§ Do this: Make an exact copy of the entries below.

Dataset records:
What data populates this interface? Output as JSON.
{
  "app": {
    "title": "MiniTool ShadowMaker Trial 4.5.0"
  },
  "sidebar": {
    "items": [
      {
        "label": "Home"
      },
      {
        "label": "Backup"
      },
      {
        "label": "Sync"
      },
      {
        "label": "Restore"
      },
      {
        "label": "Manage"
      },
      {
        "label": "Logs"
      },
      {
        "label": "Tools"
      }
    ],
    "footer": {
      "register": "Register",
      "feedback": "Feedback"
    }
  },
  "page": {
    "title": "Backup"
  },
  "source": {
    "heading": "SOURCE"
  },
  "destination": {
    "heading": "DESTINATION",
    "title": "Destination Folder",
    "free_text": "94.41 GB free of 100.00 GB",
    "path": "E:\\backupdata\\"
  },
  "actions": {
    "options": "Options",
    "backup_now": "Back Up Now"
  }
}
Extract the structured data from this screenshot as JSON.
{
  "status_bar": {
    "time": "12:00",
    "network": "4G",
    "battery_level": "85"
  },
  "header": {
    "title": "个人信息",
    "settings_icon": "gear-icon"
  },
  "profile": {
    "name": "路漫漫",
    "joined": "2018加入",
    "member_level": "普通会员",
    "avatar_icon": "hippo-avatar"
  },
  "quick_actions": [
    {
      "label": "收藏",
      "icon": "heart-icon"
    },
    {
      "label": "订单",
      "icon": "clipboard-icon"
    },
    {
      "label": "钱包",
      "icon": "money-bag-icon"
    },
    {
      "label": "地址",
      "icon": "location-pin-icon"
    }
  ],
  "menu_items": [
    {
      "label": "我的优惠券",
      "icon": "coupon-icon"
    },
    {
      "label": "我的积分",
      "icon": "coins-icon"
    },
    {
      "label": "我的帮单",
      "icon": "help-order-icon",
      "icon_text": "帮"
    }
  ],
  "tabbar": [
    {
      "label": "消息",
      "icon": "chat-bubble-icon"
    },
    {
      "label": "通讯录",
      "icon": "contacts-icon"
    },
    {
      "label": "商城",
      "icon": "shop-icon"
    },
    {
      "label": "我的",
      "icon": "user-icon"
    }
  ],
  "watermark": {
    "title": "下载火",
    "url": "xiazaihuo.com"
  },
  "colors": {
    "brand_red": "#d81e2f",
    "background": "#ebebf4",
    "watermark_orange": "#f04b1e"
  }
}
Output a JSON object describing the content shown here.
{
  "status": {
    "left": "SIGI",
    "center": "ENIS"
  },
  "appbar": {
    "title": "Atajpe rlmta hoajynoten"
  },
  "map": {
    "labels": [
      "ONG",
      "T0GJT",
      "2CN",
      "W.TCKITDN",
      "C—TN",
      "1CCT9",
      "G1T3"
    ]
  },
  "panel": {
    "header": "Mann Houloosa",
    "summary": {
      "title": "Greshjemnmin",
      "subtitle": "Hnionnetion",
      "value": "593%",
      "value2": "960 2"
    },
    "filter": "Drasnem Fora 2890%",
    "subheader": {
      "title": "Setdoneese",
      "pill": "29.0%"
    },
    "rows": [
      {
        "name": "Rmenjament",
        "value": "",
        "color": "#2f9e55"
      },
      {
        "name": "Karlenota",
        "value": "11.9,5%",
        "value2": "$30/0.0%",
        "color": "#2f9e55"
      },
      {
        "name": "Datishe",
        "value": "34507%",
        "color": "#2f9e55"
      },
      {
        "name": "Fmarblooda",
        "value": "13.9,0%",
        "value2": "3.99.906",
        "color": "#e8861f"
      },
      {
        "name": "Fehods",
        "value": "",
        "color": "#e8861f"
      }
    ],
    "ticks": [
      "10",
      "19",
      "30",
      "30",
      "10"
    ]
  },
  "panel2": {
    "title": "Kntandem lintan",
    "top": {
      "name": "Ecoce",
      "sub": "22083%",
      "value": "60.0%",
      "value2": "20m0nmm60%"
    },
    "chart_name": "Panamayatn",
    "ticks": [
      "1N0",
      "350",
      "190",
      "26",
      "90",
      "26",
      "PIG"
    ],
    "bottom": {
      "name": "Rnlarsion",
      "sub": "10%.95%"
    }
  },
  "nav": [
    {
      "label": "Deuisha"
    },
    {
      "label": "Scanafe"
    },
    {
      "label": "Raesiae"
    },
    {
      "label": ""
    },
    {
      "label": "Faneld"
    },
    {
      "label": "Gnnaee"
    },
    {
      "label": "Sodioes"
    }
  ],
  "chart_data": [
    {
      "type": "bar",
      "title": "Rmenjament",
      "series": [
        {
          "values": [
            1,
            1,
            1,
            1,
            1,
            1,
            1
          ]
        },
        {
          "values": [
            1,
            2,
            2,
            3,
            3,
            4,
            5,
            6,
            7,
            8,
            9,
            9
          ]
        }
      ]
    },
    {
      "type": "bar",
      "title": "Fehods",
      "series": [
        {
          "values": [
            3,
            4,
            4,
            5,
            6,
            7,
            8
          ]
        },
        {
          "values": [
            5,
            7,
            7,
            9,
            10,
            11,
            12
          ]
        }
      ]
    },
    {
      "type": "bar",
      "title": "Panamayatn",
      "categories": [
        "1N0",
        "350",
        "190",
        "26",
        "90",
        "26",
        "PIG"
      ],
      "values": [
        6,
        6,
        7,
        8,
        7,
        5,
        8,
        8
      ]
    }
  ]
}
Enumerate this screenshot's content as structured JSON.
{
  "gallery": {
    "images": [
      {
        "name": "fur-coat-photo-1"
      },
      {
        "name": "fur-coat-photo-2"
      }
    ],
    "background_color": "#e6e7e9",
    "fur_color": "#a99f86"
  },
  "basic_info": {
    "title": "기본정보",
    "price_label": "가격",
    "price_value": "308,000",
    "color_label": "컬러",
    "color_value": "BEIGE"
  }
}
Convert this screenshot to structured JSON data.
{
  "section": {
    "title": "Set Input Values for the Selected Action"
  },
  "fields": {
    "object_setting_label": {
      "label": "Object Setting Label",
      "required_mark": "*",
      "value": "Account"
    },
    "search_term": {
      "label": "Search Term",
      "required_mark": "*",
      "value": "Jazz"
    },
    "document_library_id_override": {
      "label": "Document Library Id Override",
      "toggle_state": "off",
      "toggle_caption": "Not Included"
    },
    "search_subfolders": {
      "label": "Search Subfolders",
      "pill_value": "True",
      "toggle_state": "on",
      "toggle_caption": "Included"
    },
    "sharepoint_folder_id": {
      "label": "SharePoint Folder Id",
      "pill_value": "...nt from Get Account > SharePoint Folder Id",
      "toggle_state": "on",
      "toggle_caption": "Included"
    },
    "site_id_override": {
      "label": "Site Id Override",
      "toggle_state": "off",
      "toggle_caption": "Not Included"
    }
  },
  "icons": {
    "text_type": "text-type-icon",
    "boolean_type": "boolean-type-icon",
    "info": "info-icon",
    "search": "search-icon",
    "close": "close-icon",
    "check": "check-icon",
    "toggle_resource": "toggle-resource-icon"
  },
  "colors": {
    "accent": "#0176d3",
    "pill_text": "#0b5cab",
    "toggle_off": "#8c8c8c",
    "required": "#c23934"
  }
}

§ Exercise result:
What data populates this interface? Output as JSON.
{
  "app": {
    "title": "MiniTool ShadowMaker Trial 4.5.0"
  },
  "sidebar": {
    "items": [
      {
        "label": "Home"
      },
      {
        "label": "Backup"
      },
      {
        "label": "Sync"
      },
      {
        "label": "Restore"
      },
      {
        "label": "Manage"
      },
      {
        "label": "Logs"
      },
      {
        "label": "Tools"
      }
    ],
    "footer": {
      "register": "Register",
      "feedback": "Feedback"
    }
  },
  "page": {
    "title": "Backup"
  },
  "source": {
    "heading": "SOURCE"
  },
  "destination": {
    "heading": "DESTINATION",
    "title": "Destination Folder",
    "free_text": "94.41 GB free of 100.00 GB",
    "path": "E:\\backupdata\\"
  },
  "actions": {
    "options": "Options",
    "backup_now": "Back Up Now"
  }
}
Extract the structured data from this screenshot as JSON.
{
  "status_bar": {
    "time": "12:00",
    "network": "4G",
    "battery_level": "85"
  },
  "header": {
    "title": "个人信息",
    "settings_icon": "gear-icon"
  },
  "profile": {
    "name": "路漫漫",
    "joined": "2018加入",
    "member_level": "普通会员",
    "avatar_icon": "hippo-avatar"
  },
  "quick_actions": [
    {
      "label": "收藏",
      "icon": "heart-icon"
    },
    {
      "label": "订单",
      "icon": "clipboard-icon"
    },
    {
      "label": "钱包",
      "icon": "money-bag-icon"
    },
    {
      "label": "地址",
      "icon": "location-pin-icon"
    }
  ],
  "menu_items": [
    {
      "label": "我的优惠券",
      "icon": "coupon-icon"
    },
    {
      "label": "我的积分",
      "icon": "coins-icon"
    },
    {
      "label": "我的帮单",
      "icon": "help-order-icon",
      "icon_text": "帮"
    }
  ],
  "tabbar": [
    {
      "label": "消息",
      "icon": "chat-bubble-icon"
    },
    {
      "label": "通讯录",
      "icon": "contacts-icon"
    },
    {
      "label": "商城",
      "icon": "shop-icon"
    },
    {
      "label": "我的",
      "icon": "user-icon"
    }
  ],
  "watermark": {
    "title": "下载火",
    "url": "xiazaihuo.com"
  },
  "colors": {
    "brand_red": "#d81e2f",
    "background": "#ebebf4",
    "watermark_orange": "#f04b1e"
  }
}
Output a JSON object describing the content shown here.
{
  "status": {
    "left": "SIGI",
    "center": "ENIS"
  },
  "appbar": {
    "title": "Atajpe rlmta hoajynoten"
  },
  "map": {
    "labels": [
      "ONG",
      "T0GJT",
      "2CN",
      "W.TCKITDN",
      "C—TN",
      "1CCT9",
      "G1T3"
    ]
  },
  "panel": {
    "header": "Mann Houloosa",
    "summary": {
      "title": "Greshjemnmin",
      "subtitle": "Hnionnetion",
      "value": "593%",
      "value2": "960 2"
    },
    "filter": "Drasnem Fora 2890%",
    "subheader": {
      "title": "Setdoneese",
      "pill": "29.0%"
    },
    "rows": [
      {
        "name": "Rmenjament",
        "value": "",
        "color": "#2f9e55"
      },
      {
        "name": "Karlenota",
        "value": "11.9,5%",
        "value2": "$30/0.0%",
        "color": "#2f9e55"
      },
      {
        "name": "Datishe",
        "value": "34507%",
        "color": "#2f9e55"
      },
      {
        "name": "Fmarblooda",
        "value": "13.9,0%",
        "value2": "3.99.906",
        "color": "#e8861f"
      },
      {
        "name": "Fehods",
        "value": "",
        "color": "#e8861f"
      }
    ],
    "ticks": [
      "10",
      "19",
      "30",
      "30",
      "10"
    ]
  },
  "panel2": {
    "title": "Kntandem lintan",
    "top": {
      "name": "Ecoce",
      "sub": "22083%",
      "value": "60.0%",
      "value2": "20m0nmm60%"
    },
    "chart_name": "Panamayatn",
    "ticks": [
      "1N0",
      "350",
      "190",
      "26",
      "90",
      "26",
      "PIG"
    ],
    "bottom": {
      "name": "Rnlarsion",
      "sub": "10%.95%"
    }
  },
  "nav": [
    {
      "label": "Deuisha"
    },
    {
      "label": "Scanafe"
    },
    {
      "label": "Raesiae"
    },
    {
      "label": ""
    },
    {
      "label": "Faneld"
    },
    {
      "label": "Gnnaee"
    },
    {
      "label": "Sodioes"
    }
  ],
  "chart_data": [
    {
      "type": "bar",
      "title": "Rmenjament",
      "series": [
        {
          "values": [
            1,
            1,
            1,
            1,
            1,
            1,
            1
          ]
        },
        {
          "values": [
            1,
            2,
            2,
            3,
            3,
            4,
            5,
            6,
            7,
            8,
            9,
            9
          ]
        }
      ]
    },
    {
      "type": "bar",
      "title": "Fehods",
      "series": [
        {
          "values": [
            3,
            4,
            4,
            5,
            6,
            7,
            8
          ]
        },
        {
          "values": [
            5,
            7,
            7,
            9,
            10,
            11,
            12
          ]
        }
      ]
    },
    {
      "type": "bar",
      "title": "Panamayatn",
      "categories": [
        "1N0",
        "350",
        "190",
        "26",
        "90",
        "26",
        "PIG"
      ],
      "values": [
        6,
        6,
        7,
        8,
        7,
        5,
        8,
        8
      ]
    }
  ]
}
Enumerate this screenshot's content as structured JSON.
{
  "gallery": {
    "images": [
      {
        "name": "fur-coat-photo-1"
      },
      {
        "name": "fur-coat-photo-2"
      }
    ],
    "background_color": "#e6e7e9",
    "fur_color": "#a99f86"
  },
  "basic_info": {
    "title": "기본정보",
    "price_label": "가격",
    "price_value": "308,000",
    "color_label": "컬러",
    "color_value": "BEIGE"
  }
}
Convert this screenshot to structured JSON data.
{
  "section": {
    "title": "Set Input Values for the Selected Action"
  },
  "fields": {
    "object_setting_label": {
      "label": "Object Setting Label",
      "required_mark": "*",
      "value": "Account"
    },
    "search_term": {
      "label": "Search Term",
      "required_mark": "*",
      "value": "Jazz"
    },
    "document_library_id_override": {
      "label": "Document Library Id Override",
      "toggle_state": "off",
      "toggle_caption": "Not Included"
    },
    "search_subfolders": {
      "label": "Search Subfolders",
      "pill_value": "True",
      "toggle_state": "on",
      "toggle_caption": "Included"
    },
    "sharepoint_folder_id": {
      "label": "SharePoint Folder Id",
      "pill_value": "...nt from Get Account > SharePoint Folder Id",
      "toggle_state": "on",
      "toggle_caption": "Included"
    },
    "site_id_override": {
      "label": "Site Id Override",
      "toggle_state": "off",
      "toggle_caption": "Not Included"
    }
  },
  "icons": {
    "text_type": "text-type-icon",
    "boolean_type": "boolean-type-icon",
    "info": "info-icon",
    "search": "search-icon",
    "close": "close-icon",
    "check": "check-icon",
    "toggle_resource": "toggle-resource-icon"
  },
  "colors": {
    "accent": "#0176d3",
    "pill_text": "#0b5cab",
    "toggle_off": "#8c8c8c",
    "required": "#c23934"
  }
}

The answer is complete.